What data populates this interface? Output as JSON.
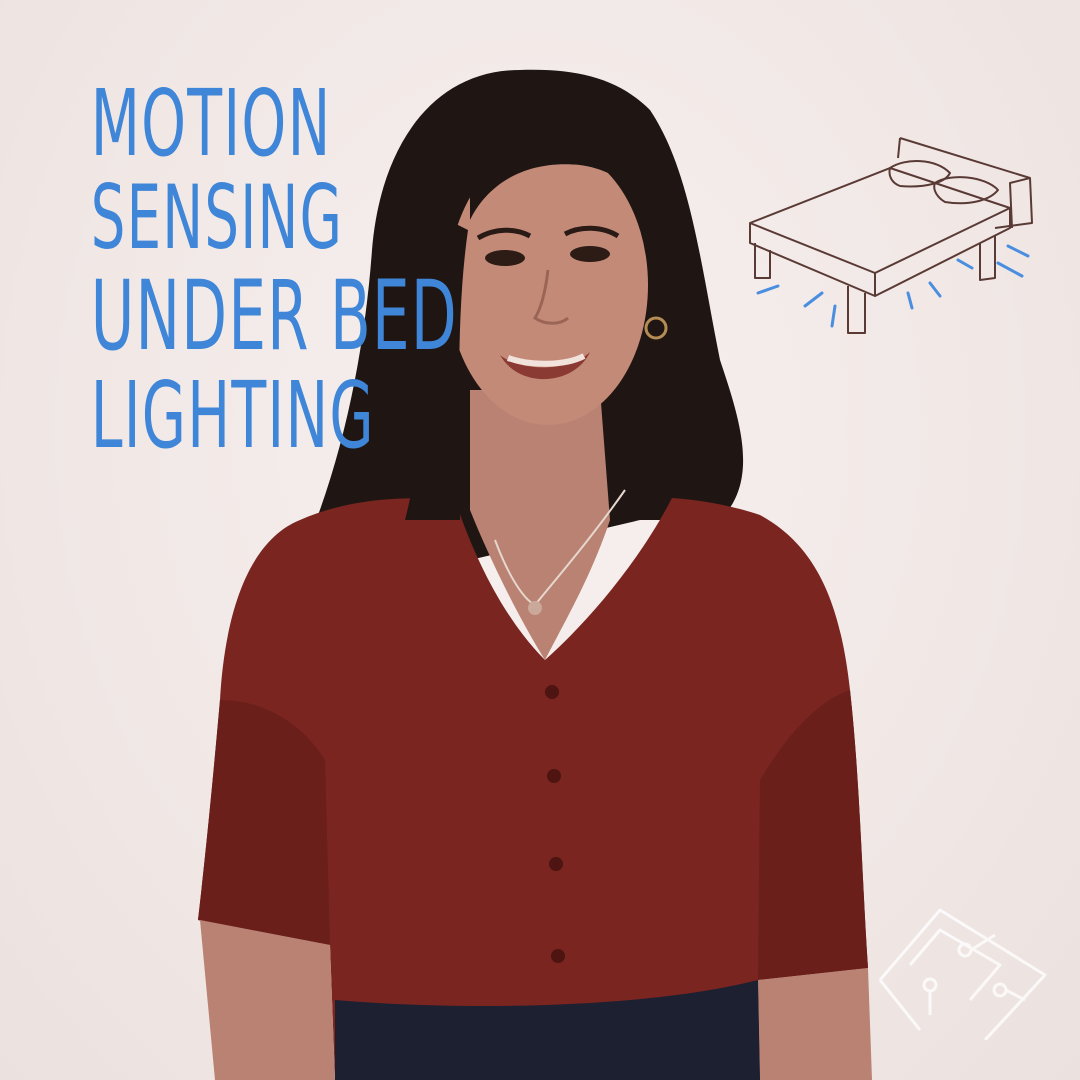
{
  "title": {
    "line1": "MOTION",
    "line2": "SENSING",
    "line3": "UNDER BED",
    "line4": "LIGHTING"
  },
  "icons": {
    "bed": "bed-icon",
    "watermark": "circuit-board-watermark-icon"
  },
  "colors": {
    "title_text": "#3f86d8",
    "background": "#f3ecea",
    "shirt": "#7a2520",
    "hair": "#1f1613",
    "skin": "#b98272",
    "bed_lines": "#5a3a35",
    "light_rays": "#4a8ee0"
  }
}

--- Task objective ---
What you return should match the records above word for word, minus the pictures.

--- Finished answer ---
What data populates this interface? Output as JSON.
{
  "title": {
    "line1": "MOTION",
    "line2": "SENSING",
    "line3": "UNDER BED",
    "line4": "LIGHTING"
  },
  "icons": {
    "bed": "bed-icon",
    "watermark": "circuit-board-watermark-icon"
  },
  "colors": {
    "title_text": "#3f86d8",
    "background": "#f3ecea",
    "shirt": "#7a2520",
    "hair": "#1f1613",
    "skin": "#b98272",
    "bed_lines": "#5a3a35",
    "light_rays": "#4a8ee0"
  }
}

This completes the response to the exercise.